## START

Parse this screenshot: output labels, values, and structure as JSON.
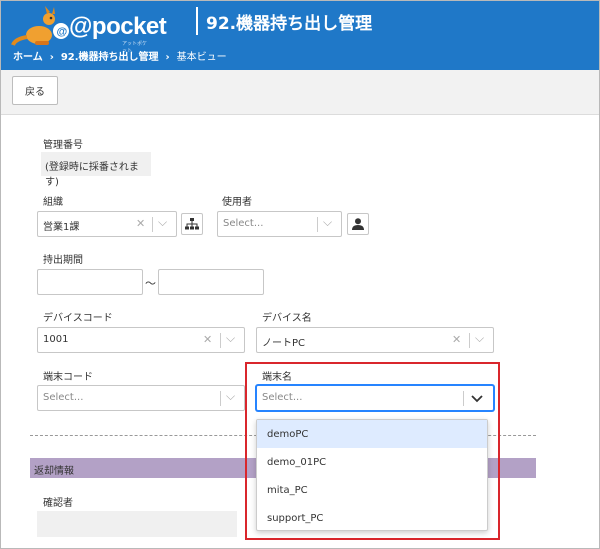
{
  "app": {
    "logo_text": "@pocket",
    "logo_sub": "アットポケット",
    "title": "92.機器持ち出し管理"
  },
  "breadcrumb": [
    "ホーム",
    "92.機器持ち出し管理",
    "基本ビュー"
  ],
  "toolbar": {
    "back_label": "戻る"
  },
  "form": {
    "management_no": {
      "label": "管理番号",
      "value": "(登録時に採番されます)"
    },
    "organization": {
      "label": "組織",
      "value": "営業1課"
    },
    "user": {
      "label": "使用者",
      "placeholder": "Select..."
    },
    "period": {
      "label": "持出期間",
      "separator": "～"
    },
    "device_code": {
      "label": "デバイスコード",
      "value": "1001"
    },
    "device_name": {
      "label": "デバイス名",
      "value": "ノートPC"
    },
    "terminal_code": {
      "label": "端末コード",
      "placeholder": "Select..."
    },
    "terminal_name": {
      "label": "端末名",
      "placeholder": "Select...",
      "options": [
        "demoPC",
        "demo_01PC",
        "mita_PC",
        "support_PC"
      ],
      "highlighted_option": "demoPC"
    },
    "return_section": {
      "title": "返却情報"
    },
    "confirmer": {
      "label": "確認者"
    }
  },
  "colors": {
    "header": "#1f78c8",
    "section": "#b3a1c6",
    "highlight_box": "#d9262c",
    "focus": "#2684ff",
    "option_selected": "#deebff"
  },
  "icons": {
    "org_tree": "org-tree-icon",
    "person": "person-icon",
    "clear": "clear-x-icon",
    "chevron": "chevron-down-icon"
  }
}
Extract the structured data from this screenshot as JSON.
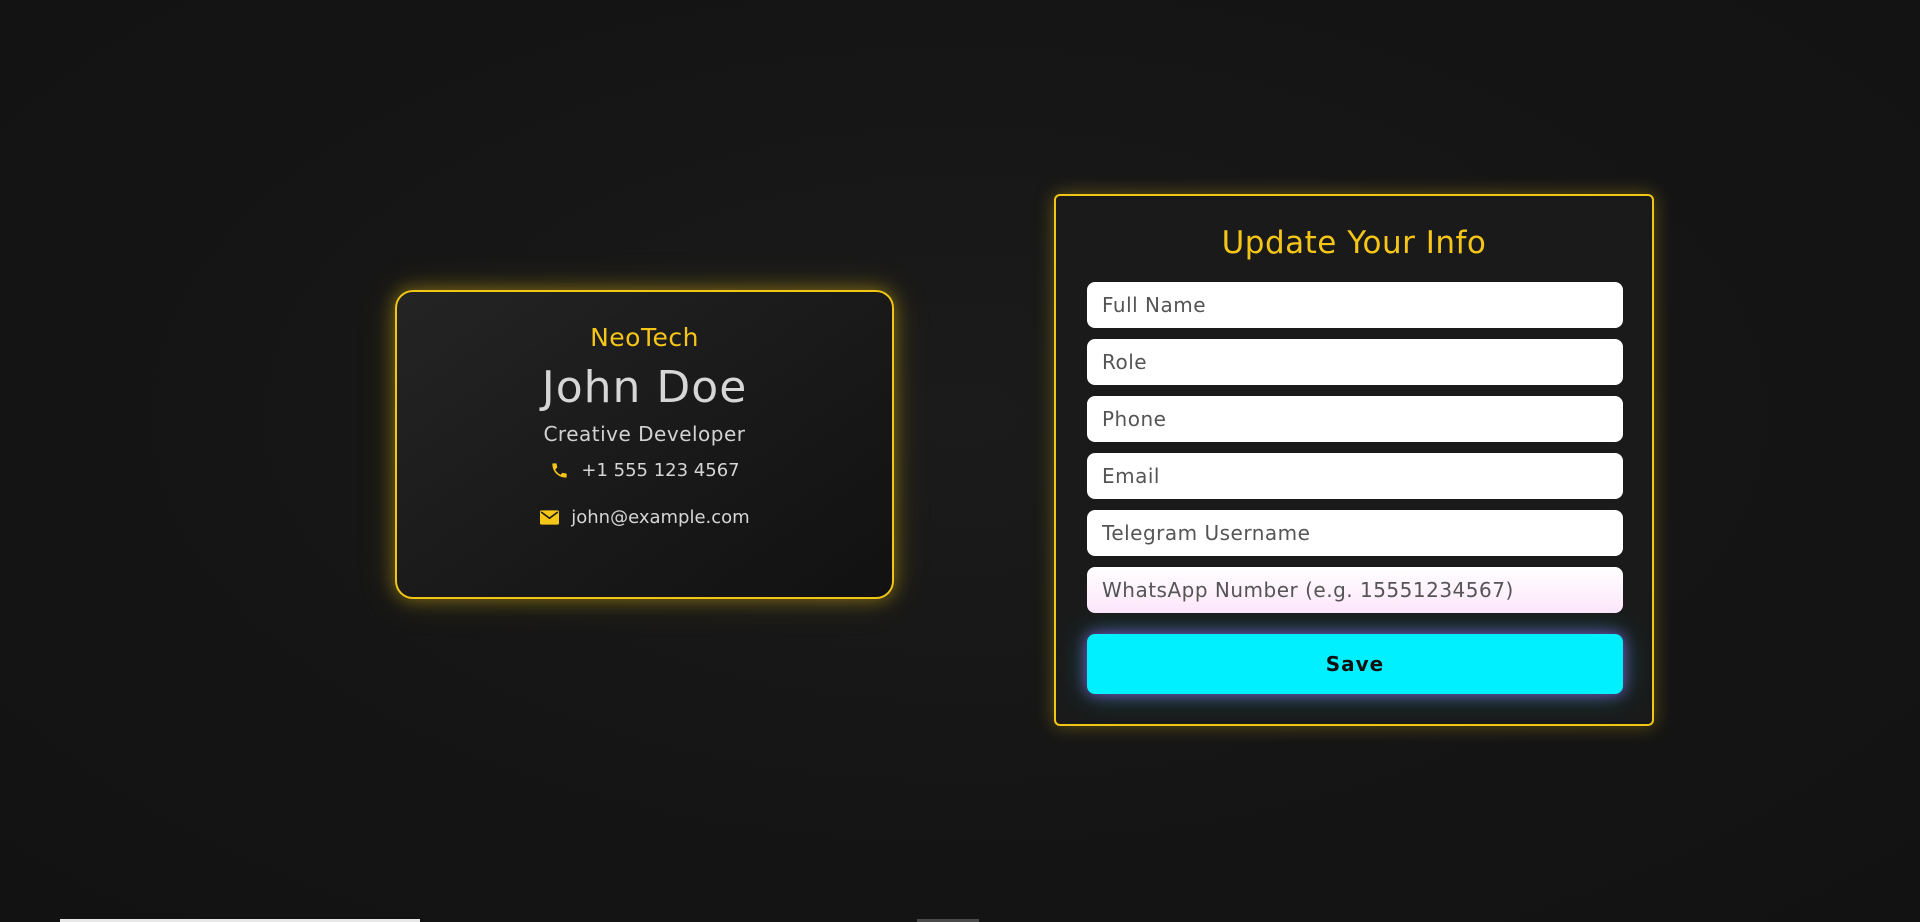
{
  "card": {
    "brand": "NeoTech",
    "name": "John Doe",
    "role": "Creative Developer",
    "phone": "+1 555 123 4567",
    "email": "john@example.com",
    "phone_icon": "phone-icon",
    "email_icon": "envelope-icon"
  },
  "form": {
    "title": "Update Your Info",
    "fields": {
      "full_name": {
        "placeholder": "Full Name",
        "value": ""
      },
      "role": {
        "placeholder": "Role",
        "value": ""
      },
      "phone": {
        "placeholder": "Phone",
        "value": ""
      },
      "email": {
        "placeholder": "Email",
        "value": ""
      },
      "telegram": {
        "placeholder": "Telegram Username",
        "value": ""
      },
      "whatsapp": {
        "placeholder": "WhatsApp Number (e.g. 15551234567)",
        "value": ""
      }
    },
    "save_label": "Save"
  },
  "colors": {
    "accent": "#f5c518",
    "button": "#00f0ff",
    "background": "#151515"
  }
}
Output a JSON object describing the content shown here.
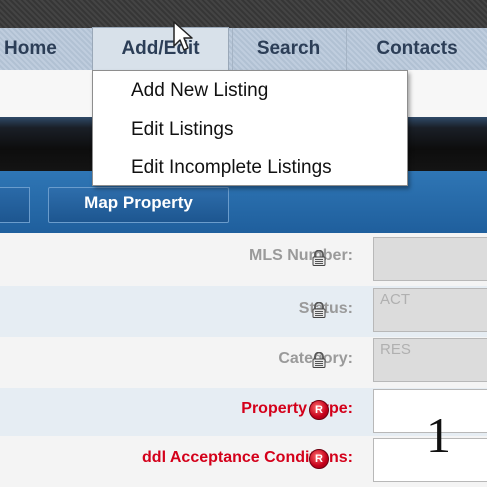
{
  "nav": {
    "home": "Home",
    "add_edit": "Add/Edit",
    "search": "Search",
    "contacts": "Contacts"
  },
  "dropdown": {
    "items": [
      "Add New Listing",
      "Edit Listings",
      "Edit Incomplete Listings"
    ]
  },
  "toolbar": {
    "map_property": "Map Property"
  },
  "form": {
    "rows": [
      {
        "label": "MLS Number:",
        "value": "",
        "icon": "lock-icon"
      },
      {
        "label": "Status:",
        "value": "ACT",
        "icon": "lock-icon"
      },
      {
        "label": "Category:",
        "value": "RES",
        "icon": "lock-icon"
      },
      {
        "label": "Property Type:",
        "value": "",
        "icon": "required-icon"
      },
      {
        "label": "ddl Acceptance Conditions:",
        "value": "",
        "icon": "required-icon"
      }
    ],
    "required_badge": "R"
  },
  "overlay_number": "1",
  "colors": {
    "nav_bg": "#b9c8d8",
    "toolbar_blue": "#2f76b5",
    "required_red": "#d4001a",
    "readonly_label": "#9a9a9a"
  }
}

## END

» What you have to do:
Exclude the pictures and transcribe all of the entries exactly.

» Output of the exercise:
Parse this screenshot: output labels, values, and structure as JSON.
{
  "app": {
    "logo_text": "@pocket",
    "logo_sub": "アットポケット",
    "title": "92.機器持ち出し管理"
  },
  "breadcrumb": [
    "ホーム",
    "92.機器持ち出し管理",
    "基本ビュー"
  ],
  "toolbar": {
    "back_label": "戻る"
  },
  "form": {
    "management_no": {
      "label": "管理番号",
      "value": "(登録時に採番されます)"
    },
    "organization": {
      "label": "組織",
      "value": "営業1課"
    },
    "user": {
      "label": "使用者",
      "placeholder": "Select..."
    },
    "period": {
      "label": "持出期間",
      "separator": "～"
    },
    "device_code": {
      "label": "デバイスコード",
      "value": "1001"
    },
    "device_name": {
      "label": "デバイス名",
      "value": "ノートPC"
    },
    "terminal_code": {
      "label": "端末コード",
      "placeholder": "Select..."
    },
    "terminal_name": {
      "label": "端末名",
      "placeholder": "Select...",
      "options": [
        "demoPC",
        "demo_01PC",
        "mita_PC",
        "support_PC"
      ],
      "highlighted_option": "demoPC"
    },
    "return_section": {
      "title": "返却情報"
    },
    "confirmer": {
      "label": "確認者"
    }
  },
  "colors": {
    "header": "#1f78c8",
    "section": "#b3a1c6",
    "highlight_box": "#d9262c",
    "focus": "#2684ff",
    "option_selected": "#deebff"
  },
  "icons": {
    "org_tree": "org-tree-icon",
    "person": "person-icon",
    "clear": "clear-x-icon",
    "chevron": "chevron-down-icon"
  }
}
Extract the structured data from this screenshot as JSON.
{
  "card": {
    "brand": "NeoTech",
    "name": "John Doe",
    "role": "Creative Developer",
    "phone": "+1 555 123 4567",
    "email": "john@example.com",
    "phone_icon": "phone-icon",
    "email_icon": "envelope-icon"
  },
  "form": {
    "title": "Update Your Info",
    "fields": {
      "full_name": {
        "placeholder": "Full Name",
        "value": ""
      },
      "role": {
        "placeholder": "Role",
        "value": ""
      },
      "phone": {
        "placeholder": "Phone",
        "value": ""
      },
      "email": {
        "placeholder": "Email",
        "value": ""
      },
      "telegram": {
        "placeholder": "Telegram Username",
        "value": ""
      },
      "whatsapp": {
        "placeholder": "WhatsApp Number (e.g. 15551234567)",
        "value": ""
      }
    },
    "save_label": "Save"
  },
  "colors": {
    "accent": "#f5c518",
    "button": "#00f0ff",
    "background": "#151515"
  }
}
Output a JSON object describing the content shown here.
{
  "nav": {
    "home": "Home",
    "add_edit": "Add/Edit",
    "search": "Search",
    "contacts": "Contacts"
  },
  "dropdown": {
    "items": [
      "Add New Listing",
      "Edit Listings",
      "Edit Incomplete Listings"
    ]
  },
  "toolbar": {
    "map_property": "Map Property"
  },
  "form": {
    "rows": [
      {
        "label": "MLS Number:",
        "value": "",
        "icon": "lock-icon"
      },
      {
        "label": "Status:",
        "value": "ACT",
        "icon": "lock-icon"
      },
      {
        "label": "Category:",
        "value": "RES",
        "icon": "lock-icon"
      },
      {
        "label": "Property Type:",
        "value": "",
        "icon": "required-icon"
      },
      {
        "label": "ddl Acceptance Conditions:",
        "value": "",
        "icon": "required-icon"
      }
    ],
    "required_badge": "R"
  },
  "overlay_number": "1",
  "colors": {
    "nav_bg": "#b9c8d8",
    "toolbar_blue": "#2f76b5",
    "required_red": "#d4001a",
    "readonly_label": "#9a9a9a"
  }
}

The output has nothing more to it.